Given exercise: In the following material, identify every line holding the string "หารธ" and return it.

-- Start --

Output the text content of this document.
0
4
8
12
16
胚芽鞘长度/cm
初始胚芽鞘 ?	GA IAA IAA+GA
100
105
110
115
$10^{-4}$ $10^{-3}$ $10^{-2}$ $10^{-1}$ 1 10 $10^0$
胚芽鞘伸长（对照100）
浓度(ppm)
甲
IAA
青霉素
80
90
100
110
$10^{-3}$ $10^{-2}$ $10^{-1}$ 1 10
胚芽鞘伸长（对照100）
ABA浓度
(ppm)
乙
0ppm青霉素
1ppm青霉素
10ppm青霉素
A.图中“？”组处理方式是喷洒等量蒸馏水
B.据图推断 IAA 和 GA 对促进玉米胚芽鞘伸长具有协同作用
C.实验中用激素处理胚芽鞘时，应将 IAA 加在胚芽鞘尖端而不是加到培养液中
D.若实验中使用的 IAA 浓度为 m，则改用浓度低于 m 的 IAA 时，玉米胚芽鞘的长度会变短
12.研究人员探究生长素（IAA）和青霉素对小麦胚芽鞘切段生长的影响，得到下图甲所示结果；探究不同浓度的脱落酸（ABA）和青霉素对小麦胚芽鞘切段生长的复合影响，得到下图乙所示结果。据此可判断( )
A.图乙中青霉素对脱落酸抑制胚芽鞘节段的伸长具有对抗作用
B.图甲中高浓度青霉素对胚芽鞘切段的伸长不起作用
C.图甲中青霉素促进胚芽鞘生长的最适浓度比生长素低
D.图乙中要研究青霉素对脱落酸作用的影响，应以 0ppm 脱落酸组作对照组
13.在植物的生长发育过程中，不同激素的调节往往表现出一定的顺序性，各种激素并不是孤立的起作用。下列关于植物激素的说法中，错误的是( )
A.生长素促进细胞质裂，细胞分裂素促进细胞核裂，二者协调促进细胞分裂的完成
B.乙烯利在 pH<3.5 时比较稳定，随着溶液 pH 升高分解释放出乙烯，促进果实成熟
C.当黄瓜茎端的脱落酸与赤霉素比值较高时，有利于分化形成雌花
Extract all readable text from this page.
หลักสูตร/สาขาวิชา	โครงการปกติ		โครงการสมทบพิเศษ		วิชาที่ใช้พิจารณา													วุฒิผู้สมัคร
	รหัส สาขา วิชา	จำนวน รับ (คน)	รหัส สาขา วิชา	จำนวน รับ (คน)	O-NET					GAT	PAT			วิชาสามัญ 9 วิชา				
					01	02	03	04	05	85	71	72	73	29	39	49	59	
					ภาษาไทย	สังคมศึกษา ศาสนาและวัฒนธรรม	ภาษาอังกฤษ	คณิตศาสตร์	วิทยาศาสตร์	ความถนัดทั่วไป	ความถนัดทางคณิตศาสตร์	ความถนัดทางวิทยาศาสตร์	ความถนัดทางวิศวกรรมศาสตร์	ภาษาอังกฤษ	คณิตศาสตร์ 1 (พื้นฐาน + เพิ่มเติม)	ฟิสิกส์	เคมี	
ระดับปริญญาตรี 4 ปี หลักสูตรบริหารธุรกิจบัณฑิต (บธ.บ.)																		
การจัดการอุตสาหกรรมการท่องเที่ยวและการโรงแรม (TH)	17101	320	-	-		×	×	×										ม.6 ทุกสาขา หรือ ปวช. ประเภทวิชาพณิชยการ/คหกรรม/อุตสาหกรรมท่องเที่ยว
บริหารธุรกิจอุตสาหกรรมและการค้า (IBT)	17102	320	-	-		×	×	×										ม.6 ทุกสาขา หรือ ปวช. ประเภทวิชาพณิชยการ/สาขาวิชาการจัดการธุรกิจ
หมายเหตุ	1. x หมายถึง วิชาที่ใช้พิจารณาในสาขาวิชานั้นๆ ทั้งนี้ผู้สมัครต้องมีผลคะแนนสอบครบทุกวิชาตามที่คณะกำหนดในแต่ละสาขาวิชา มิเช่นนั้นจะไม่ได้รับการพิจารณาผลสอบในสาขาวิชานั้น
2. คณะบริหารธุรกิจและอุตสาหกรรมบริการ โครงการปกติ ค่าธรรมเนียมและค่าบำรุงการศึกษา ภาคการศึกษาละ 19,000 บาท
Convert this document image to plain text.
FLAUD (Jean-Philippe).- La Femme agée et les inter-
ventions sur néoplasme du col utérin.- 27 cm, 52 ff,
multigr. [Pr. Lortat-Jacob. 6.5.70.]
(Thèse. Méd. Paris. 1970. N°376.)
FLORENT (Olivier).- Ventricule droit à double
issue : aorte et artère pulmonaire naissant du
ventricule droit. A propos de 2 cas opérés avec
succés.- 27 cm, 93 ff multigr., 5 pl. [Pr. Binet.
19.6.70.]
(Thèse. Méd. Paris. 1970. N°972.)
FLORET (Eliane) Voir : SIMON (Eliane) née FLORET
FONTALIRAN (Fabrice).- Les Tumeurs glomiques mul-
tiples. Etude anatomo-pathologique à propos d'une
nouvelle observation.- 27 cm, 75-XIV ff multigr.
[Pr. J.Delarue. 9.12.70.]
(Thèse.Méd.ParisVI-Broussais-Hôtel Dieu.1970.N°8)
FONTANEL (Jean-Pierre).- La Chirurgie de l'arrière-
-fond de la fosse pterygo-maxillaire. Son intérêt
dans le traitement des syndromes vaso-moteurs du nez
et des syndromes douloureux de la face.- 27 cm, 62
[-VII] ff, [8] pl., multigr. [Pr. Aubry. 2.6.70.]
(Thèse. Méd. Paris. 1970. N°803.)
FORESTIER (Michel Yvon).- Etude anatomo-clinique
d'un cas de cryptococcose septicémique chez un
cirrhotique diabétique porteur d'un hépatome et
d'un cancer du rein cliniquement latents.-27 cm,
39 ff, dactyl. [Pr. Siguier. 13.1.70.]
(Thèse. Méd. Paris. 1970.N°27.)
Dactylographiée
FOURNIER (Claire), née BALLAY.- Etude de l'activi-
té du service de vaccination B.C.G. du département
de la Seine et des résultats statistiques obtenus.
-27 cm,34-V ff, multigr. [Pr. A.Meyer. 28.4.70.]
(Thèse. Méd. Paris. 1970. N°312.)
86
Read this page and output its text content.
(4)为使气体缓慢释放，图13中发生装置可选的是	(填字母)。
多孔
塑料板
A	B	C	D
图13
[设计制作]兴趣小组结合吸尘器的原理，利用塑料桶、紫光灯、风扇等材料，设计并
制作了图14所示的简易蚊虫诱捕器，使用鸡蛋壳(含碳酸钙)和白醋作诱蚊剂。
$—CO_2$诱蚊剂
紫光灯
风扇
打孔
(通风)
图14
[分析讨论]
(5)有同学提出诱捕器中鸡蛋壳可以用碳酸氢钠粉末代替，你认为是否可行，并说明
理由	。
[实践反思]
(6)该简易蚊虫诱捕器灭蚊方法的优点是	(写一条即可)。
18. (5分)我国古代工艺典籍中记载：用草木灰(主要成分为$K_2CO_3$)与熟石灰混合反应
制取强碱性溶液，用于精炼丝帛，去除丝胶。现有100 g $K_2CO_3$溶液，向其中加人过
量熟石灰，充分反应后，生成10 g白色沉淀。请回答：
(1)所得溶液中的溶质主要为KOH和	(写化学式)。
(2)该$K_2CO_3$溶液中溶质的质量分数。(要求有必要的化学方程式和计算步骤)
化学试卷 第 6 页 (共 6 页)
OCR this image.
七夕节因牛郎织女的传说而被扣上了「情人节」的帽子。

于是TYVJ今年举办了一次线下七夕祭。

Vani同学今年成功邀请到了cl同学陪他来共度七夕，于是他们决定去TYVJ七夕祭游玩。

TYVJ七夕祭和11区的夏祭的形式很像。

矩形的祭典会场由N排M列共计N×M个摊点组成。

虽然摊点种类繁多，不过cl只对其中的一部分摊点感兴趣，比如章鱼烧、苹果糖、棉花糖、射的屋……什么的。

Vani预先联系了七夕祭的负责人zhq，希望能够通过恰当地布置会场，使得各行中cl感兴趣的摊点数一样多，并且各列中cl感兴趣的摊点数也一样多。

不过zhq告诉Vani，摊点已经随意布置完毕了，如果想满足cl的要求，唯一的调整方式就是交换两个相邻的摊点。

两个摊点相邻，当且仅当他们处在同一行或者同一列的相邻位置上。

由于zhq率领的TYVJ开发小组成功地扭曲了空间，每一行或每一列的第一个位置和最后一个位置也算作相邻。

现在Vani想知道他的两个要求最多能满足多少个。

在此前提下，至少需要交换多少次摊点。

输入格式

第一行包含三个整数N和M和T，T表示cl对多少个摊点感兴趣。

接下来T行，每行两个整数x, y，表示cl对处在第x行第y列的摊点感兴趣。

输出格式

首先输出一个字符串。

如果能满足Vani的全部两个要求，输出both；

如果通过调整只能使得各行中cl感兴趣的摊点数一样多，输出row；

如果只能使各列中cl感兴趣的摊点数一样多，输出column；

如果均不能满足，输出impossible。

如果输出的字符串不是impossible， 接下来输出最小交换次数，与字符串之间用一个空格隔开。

-- End --

Exercise output:
ระดับปริญญาตรี 4 ปี หลักสูตรบริหารธุรกิจบัณฑิต (บธ.บ.)																		
บริหารธุรกิจอุตสาหกรรมและการค้า (IBT)	17102	320	-	-		×	×	×										ม.6 ทุกสาขา หรือ ปวช. ประเภทวิชาพณิชยการ/สาขาวิชาการจัดการธุรกิจ
2. คณะบริหารธุรกิจและอุตสาหกรรมบริการ โครงการปกติ ค่าธรรมเนียมและค่าบำรุงการศึกษา ภาคการศึกษาละ 19,000 บาท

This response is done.